[Saved data entries]
START
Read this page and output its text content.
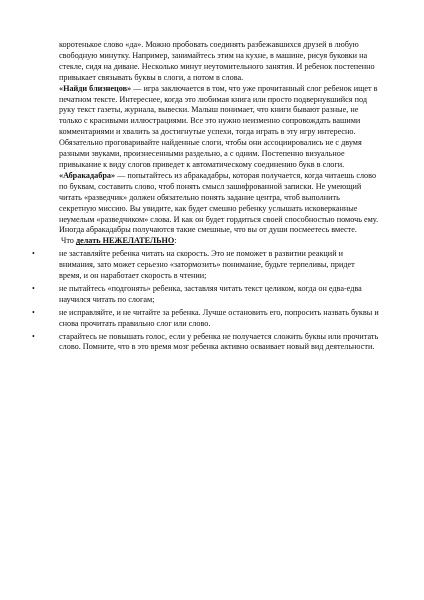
коротенькое слово «да». Можно пробовать соединять разбежавшихся друзей в любую свободную минутку. Например, занимайтесь этим на кухне, в машине, рисуя буковки на стекле, сидя на диване. Несколько минут неутомительного занятия. И ребенок постепенно привыкает связывать буквы в слоги, а потом в слова.

«Найди близнецов» — игра заключается в том, что уже прочитанный слог ребенок ищет в печатном тексте. Интереснее, когда это любимая книга или просто подвернувшийся под руку текст газеты, журнала, вывески. Малыш понимает, что книги бывают разные, не только с красивыми иллюстрациями. Все это нужно неизменно сопровождать вашими комментариями и хвалить за достигнутые успехи, тогда играть в эту игру интересно. Обязательно проговаривайте найденные слоги, чтобы они ассоциировались не с двумя разными звуками, произнесенными раздельно, а с одним. Постепенно визуальное привыкание к виду слогов приведет к автоматическому соединению букв в слоги. «Абракадабра» — попытайтесь из абракадабры, которая получается, когда читаешь слово по буквам, составить слово, чтоб понять смысл зашифрованной записки. Не умеющий читать «разведчик» должен обязательно понять задание центра, чтоб выполнить секретную миссию. Вы увидите, как будет смешно ребенку услышать исковерканные неумелым «разведчиком» слова. И как он будет гордиться своей способностью помочь ему. Иногда абракадабры получаются такие смешные, что вы от души посмеетесь вместе.

Что делать НЕЖЕЛАТЕЛЬНО:

•	не заставляйте ребенка читать на скорость. Это не поможет в развитии реакций и внимания, зато может серьезно «затормозить» понимание, будьте терпеливы, придет время, и он наработает скорость в чтении;
•	не пытайтесь «подгонять» ребенка, заставляя читать текст целиком, когда он едва-едва научился читать по слогам;
•	не исправляйте, и не читайте за ребенка. Лучше остановить его, попросить назвать буквы и снова прочитать правильно слог или слово.
•	старайтесь не повышать голос, если у ребенка не получается сложить буквы или прочитать слово. Помните, что в это время мозг ребенка активно осваивает новый вид деятельности.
END
▶ _PROBLEM TO WORK ON_
Repeat the data exactly, dropping every picture it holds.

▶ _RESPONSE FOR THIS EXERCISE_
Read this page and output its text content.
коротенькое слово «да». Можно пробовать соединять разбежавшихся друзей в любую свободную минутку. Например, занимайтесь этим на кухне, в машине, рисуя буковки на стекле, сидя на диване. Несколько минут неутомительного занятия. И ребенок постепенно привыкает связывать буквы в слоги, а потом в слова.

«Найди близнецов» — игра заключается в том, что уже прочитанный слог ребенок ищет в печатном тексте. Интереснее, когда это любимая книга или просто подвернувшийся под руку текст газеты, журнала, вывески. Малыш понимает, что книги бывают разные, не только с красивыми иллюстрациями. Все это нужно неизменно сопровождать вашими комментариями и хвалить за достигнутые успехи, тогда играть в эту игру интересно. Обязательно проговаривайте найденные слоги, чтобы они ассоциировались не с двумя разными звуками, произнесенными раздельно, а с одним. Постепенно визуальное привыкание к виду слогов приведет к автоматическому соединению букв в слоги. «Абракадабра» — попытайтесь из абракадабры, которая получается, когда читаешь слово по буквам, составить слово, чтоб понять смысл зашифрованной записки. Не умеющий читать «разведчик» должен обязательно понять задание центра, чтоб выполнить секретную миссию. Вы увидите, как будет смешно ребенку услышать исковерканные неумелым «разведчиком» слова. И как он будет гордиться своей способностью помочь ему. Иногда абракадабры получаются такие смешные, что вы от души посмеетесь вместе.

Что делать НЕЖЕЛАТЕЛЬНО:

•	не заставляйте ребенка читать на скорость. Это не поможет в развитии реакций и внимания, зато может серьезно «затормозить» понимание, будьте терпеливы, придет время, и он наработает скорость в чтении;
•	не пытайтесь «подгонять» ребенка, заставляя читать текст целиком, когда он едва-едва научился читать по слогам;
•	не исправляйте, и не читайте за ребенка. Лучше остановить его, попросить назвать буквы и снова прочитать правильно слог или слово.
•	старайтесь не повышать голос, если у ребенка не получается сложить буквы или прочитать слово. Помните, что в это время мозг ребенка активно осваивает новый вид деятельности.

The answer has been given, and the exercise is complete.